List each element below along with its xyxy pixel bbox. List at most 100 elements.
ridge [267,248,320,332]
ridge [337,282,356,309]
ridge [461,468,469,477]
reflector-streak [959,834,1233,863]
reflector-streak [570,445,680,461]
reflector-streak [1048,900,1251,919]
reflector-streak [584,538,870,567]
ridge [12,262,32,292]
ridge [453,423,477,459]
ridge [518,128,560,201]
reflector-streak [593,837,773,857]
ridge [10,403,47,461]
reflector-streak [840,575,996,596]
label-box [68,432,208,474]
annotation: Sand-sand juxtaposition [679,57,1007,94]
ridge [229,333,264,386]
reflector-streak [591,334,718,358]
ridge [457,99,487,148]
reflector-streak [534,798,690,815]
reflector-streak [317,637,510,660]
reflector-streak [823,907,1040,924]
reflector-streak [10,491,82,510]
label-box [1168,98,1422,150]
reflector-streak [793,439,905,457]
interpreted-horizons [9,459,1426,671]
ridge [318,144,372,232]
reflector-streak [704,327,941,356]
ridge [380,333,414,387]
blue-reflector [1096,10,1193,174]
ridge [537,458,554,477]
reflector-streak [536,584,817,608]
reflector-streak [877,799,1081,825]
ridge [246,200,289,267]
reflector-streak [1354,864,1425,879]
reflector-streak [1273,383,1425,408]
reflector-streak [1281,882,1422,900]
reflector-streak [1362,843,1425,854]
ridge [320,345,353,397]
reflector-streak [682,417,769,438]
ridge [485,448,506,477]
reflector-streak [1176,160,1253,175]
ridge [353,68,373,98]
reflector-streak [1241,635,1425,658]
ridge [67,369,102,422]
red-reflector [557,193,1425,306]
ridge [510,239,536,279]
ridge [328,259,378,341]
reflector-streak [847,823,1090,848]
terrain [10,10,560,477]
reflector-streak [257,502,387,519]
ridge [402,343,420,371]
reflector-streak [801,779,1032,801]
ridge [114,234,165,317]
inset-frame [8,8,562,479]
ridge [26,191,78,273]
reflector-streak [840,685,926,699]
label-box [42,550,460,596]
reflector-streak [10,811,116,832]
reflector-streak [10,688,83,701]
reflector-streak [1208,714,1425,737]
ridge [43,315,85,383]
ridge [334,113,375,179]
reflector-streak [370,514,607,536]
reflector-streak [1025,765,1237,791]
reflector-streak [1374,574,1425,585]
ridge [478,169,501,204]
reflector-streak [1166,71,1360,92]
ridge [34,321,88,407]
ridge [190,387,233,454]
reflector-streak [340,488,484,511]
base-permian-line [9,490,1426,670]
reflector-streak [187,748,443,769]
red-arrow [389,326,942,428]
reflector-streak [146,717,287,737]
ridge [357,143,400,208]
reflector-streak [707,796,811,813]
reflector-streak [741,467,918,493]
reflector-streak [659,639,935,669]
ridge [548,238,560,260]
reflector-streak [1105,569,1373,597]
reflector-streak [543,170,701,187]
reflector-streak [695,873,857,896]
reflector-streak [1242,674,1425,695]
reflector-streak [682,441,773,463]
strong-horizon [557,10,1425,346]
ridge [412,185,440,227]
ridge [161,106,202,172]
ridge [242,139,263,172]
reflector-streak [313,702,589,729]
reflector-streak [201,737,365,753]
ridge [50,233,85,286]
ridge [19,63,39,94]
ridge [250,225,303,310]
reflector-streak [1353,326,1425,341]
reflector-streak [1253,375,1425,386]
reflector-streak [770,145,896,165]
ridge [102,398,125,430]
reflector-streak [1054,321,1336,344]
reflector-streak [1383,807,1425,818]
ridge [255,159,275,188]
--
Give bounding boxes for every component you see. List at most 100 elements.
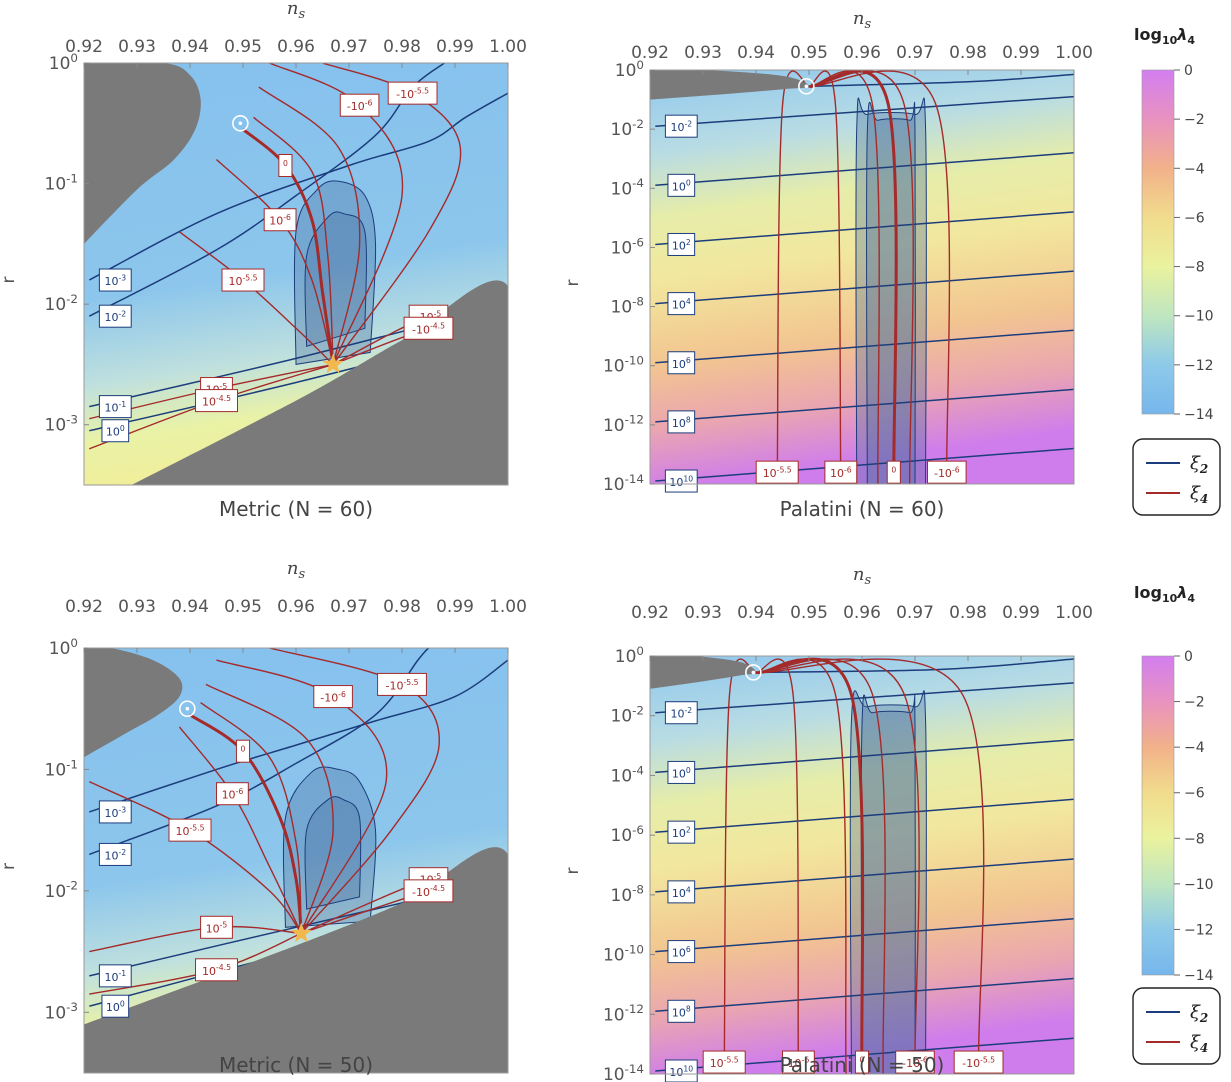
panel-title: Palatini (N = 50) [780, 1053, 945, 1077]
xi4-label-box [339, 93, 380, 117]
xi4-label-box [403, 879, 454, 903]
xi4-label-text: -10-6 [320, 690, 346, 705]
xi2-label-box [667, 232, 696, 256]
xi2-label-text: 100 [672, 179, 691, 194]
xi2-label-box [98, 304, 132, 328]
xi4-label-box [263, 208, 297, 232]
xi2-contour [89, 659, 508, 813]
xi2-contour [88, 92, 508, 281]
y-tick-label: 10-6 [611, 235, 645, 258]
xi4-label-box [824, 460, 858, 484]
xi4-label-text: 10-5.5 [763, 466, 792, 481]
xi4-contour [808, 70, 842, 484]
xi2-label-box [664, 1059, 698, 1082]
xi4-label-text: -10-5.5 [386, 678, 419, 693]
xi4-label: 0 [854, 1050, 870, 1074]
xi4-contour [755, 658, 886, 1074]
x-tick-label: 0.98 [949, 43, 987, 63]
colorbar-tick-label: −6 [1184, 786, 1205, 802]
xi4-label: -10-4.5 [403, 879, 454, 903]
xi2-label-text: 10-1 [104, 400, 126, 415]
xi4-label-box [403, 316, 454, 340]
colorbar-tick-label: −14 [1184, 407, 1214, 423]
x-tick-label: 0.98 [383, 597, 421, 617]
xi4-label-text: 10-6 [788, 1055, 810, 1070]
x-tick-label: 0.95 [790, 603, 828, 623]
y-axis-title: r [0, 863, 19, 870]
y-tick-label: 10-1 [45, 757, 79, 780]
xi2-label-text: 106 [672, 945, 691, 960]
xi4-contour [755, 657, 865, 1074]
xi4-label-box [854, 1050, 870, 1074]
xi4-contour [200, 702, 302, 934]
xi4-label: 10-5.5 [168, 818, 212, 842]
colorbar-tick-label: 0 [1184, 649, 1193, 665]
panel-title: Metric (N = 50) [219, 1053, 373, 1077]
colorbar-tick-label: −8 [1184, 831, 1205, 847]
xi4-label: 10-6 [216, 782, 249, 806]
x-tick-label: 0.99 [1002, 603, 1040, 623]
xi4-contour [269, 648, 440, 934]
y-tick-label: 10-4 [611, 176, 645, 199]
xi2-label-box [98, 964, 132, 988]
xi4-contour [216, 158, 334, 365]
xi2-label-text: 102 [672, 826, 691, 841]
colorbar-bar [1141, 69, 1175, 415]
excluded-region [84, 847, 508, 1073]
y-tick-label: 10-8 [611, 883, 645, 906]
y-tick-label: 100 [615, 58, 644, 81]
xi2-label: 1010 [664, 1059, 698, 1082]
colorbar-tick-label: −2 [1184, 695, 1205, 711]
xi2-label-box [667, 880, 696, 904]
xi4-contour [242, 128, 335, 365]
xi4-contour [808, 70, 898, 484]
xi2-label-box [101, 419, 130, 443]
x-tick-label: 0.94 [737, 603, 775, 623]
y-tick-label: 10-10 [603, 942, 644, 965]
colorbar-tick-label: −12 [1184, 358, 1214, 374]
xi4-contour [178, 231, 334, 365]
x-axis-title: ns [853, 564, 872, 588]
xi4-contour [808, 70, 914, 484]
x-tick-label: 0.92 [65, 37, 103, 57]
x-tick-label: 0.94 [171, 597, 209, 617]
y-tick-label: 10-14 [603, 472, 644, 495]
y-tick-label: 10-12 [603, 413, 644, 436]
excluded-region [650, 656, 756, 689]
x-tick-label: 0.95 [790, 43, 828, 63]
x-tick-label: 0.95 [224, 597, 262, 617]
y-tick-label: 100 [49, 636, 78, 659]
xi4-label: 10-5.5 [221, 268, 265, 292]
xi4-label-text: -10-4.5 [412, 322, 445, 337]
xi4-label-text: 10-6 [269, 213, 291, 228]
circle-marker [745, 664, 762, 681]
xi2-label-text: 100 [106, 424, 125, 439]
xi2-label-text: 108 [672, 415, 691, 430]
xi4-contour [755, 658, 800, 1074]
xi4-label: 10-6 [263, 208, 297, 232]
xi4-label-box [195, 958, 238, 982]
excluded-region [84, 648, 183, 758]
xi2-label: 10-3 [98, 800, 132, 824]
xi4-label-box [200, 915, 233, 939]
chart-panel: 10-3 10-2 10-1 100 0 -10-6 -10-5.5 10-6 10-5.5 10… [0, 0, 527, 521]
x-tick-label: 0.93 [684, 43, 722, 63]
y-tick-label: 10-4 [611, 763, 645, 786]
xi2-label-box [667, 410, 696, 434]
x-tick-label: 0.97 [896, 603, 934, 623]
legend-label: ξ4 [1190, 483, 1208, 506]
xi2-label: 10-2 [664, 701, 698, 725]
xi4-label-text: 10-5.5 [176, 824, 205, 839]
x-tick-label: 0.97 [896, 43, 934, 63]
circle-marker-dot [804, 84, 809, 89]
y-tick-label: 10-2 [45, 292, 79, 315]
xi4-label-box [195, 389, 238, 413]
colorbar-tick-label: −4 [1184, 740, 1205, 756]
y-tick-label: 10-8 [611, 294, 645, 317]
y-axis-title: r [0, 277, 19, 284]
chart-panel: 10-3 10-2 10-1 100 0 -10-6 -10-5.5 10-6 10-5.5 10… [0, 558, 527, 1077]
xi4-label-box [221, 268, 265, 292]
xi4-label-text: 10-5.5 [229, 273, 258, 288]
--
Copy the items from the line containing "panel-title: Palatini (N" down to the line containing "y-tick-label: 10-6 [611, 235, 645, 258]", swapping "xi2-contour" for "xi2-curve" and leaving everything else the same.

◆ EXPECTED ANSWER:
panel-title: Palatini (N = 50) [780, 1053, 945, 1077]
xi4-label-box [339, 93, 380, 117]
xi4-label-box [403, 879, 454, 903]
xi4-label-text: -10-6 [320, 690, 346, 705]
xi2-label-box [667, 232, 696, 256]
xi2-label-text: 100 [672, 179, 691, 194]
xi2-label-box [98, 304, 132, 328]
xi4-label-box [263, 208, 297, 232]
xi2-curve [89, 659, 508, 813]
xi2-curve [88, 92, 508, 281]
y-tick-label: 10-6 [611, 235, 645, 258]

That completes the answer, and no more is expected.